## Work to complete:
What follows is a block of records; restate each one word for word.

<<<<

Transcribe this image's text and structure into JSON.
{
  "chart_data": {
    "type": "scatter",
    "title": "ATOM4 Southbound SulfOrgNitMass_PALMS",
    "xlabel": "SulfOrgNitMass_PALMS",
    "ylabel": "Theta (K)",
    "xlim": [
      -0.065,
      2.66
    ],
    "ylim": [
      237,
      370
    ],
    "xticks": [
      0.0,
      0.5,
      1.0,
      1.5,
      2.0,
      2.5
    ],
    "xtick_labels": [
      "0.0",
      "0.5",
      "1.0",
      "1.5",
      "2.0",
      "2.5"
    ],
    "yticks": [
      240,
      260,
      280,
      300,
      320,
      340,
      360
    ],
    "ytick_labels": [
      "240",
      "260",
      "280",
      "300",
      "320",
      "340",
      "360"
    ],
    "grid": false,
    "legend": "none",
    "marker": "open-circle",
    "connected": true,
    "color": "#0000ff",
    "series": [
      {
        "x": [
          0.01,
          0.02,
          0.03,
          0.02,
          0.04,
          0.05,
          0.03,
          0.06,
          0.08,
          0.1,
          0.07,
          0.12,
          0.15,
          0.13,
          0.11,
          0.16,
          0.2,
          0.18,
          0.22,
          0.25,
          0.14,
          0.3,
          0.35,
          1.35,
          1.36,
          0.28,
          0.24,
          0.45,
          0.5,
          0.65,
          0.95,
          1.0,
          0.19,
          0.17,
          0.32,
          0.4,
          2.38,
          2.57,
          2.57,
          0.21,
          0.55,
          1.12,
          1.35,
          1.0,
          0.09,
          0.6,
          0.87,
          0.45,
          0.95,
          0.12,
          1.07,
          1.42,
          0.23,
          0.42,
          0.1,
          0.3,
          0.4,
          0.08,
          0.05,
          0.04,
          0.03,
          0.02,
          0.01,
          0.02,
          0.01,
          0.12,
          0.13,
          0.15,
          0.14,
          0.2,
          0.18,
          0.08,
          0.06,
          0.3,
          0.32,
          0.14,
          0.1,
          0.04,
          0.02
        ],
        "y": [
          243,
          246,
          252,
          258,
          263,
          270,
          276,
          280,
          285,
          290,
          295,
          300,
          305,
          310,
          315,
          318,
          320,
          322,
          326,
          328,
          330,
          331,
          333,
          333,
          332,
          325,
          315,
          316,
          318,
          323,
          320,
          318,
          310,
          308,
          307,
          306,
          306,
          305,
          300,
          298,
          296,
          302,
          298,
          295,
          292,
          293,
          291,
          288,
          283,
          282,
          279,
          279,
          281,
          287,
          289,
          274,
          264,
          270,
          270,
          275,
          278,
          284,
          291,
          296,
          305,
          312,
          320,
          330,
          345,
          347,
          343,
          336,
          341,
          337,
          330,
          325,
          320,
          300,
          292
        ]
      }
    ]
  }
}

>>>>

## Reply:
Transcribe this image's text and structure into JSON.
{
  "chart_data": {
    "type": "scatter",
    "title": "ATOM4 Southbound SulfOrgNitMass_PALMS",
    "xlabel": "SulfOrgNitMass_PALMS",
    "ylabel": "Theta (K)",
    "xlim": [
      -0.065,
      2.66
    ],
    "ylim": [
      237,
      370
    ],
    "xticks": [
      0.0,
      0.5,
      1.0,
      1.5,
      2.0,
      2.5
    ],
    "xtick_labels": [
      "0.0",
      "0.5",
      "1.0",
      "1.5",
      "2.0",
      "2.5"
    ],
    "yticks": [
      240,
      260,
      280,
      300,
      320,
      340,
      360
    ],
    "ytick_labels": [
      "240",
      "260",
      "280",
      "300",
      "320",
      "340",
      "360"
    ],
    "grid": false,
    "legend": "none",
    "marker": "open-circle",
    "connected": true,
    "color": "#0000ff",
    "series": [
      {
        "x": [
          0.01,
          0.02,
          0.03,
          0.02,
          0.04,
          0.05,
          0.03,
          0.06,
          0.08,
          0.1,
          0.07,
          0.12,
          0.15,
          0.13,
          0.11,
          0.16,
          0.2,
          0.18,
          0.22,
          0.25,
          0.14,
          0.3,
          0.35,
          1.35,
          1.36,
          0.28,
          0.24,
          0.45,
          0.5,
          0.65,
          0.95,
          1.0,
          0.19,
          0.17,
          0.32,
          0.4,
          2.38,
          2.57,
          2.57,
          0.21,
          0.55,
          1.12,
          1.35,
          1.0,
          0.09,
          0.6,
          0.87,
          0.45,
          0.95,
          0.12,
          1.07,
          1.42,
          0.23,
          0.42,
          0.1,
          0.3,
          0.4,
          0.08,
          0.05,
          0.04,
          0.03,
          0.02,
          0.01,
          0.02,
          0.01,
          0.12,
          0.13,
          0.15,
          0.14,
          0.2,
          0.18,
          0.08,
          0.06,
          0.3,
          0.32,
          0.14,
          0.1,
          0.04,
          0.02
        ],
        "y": [
          243,
          246,
          252,
          258,
          263,
          270,
          276,
          280,
          285,
          290,
          295,
          300,
          305,
          310,
          315,
          318,
          320,
          322,
          326,
          328,
          330,
          331,
          333,
          333,
          332,
          325,
          315,
          316,
          318,
          323,
          320,
          318,
          310,
          308,
          307,
          306,
          306,
          305,
          300,
          298,
          296,
          302,
          298,
          295,
          292,
          293,
          291,
          288,
          283,
          282,
          279,
          279,
          281,
          287,
          289,
          274,
          264,
          270,
          270,
          275,
          278,
          284,
          291,
          296,
          305,
          312,
          320,
          330,
          345,
          347,
          343,
          336,
          341,
          337,
          330,
          325,
          320,
          300,
          292
        ]
      }
    ]
  }
}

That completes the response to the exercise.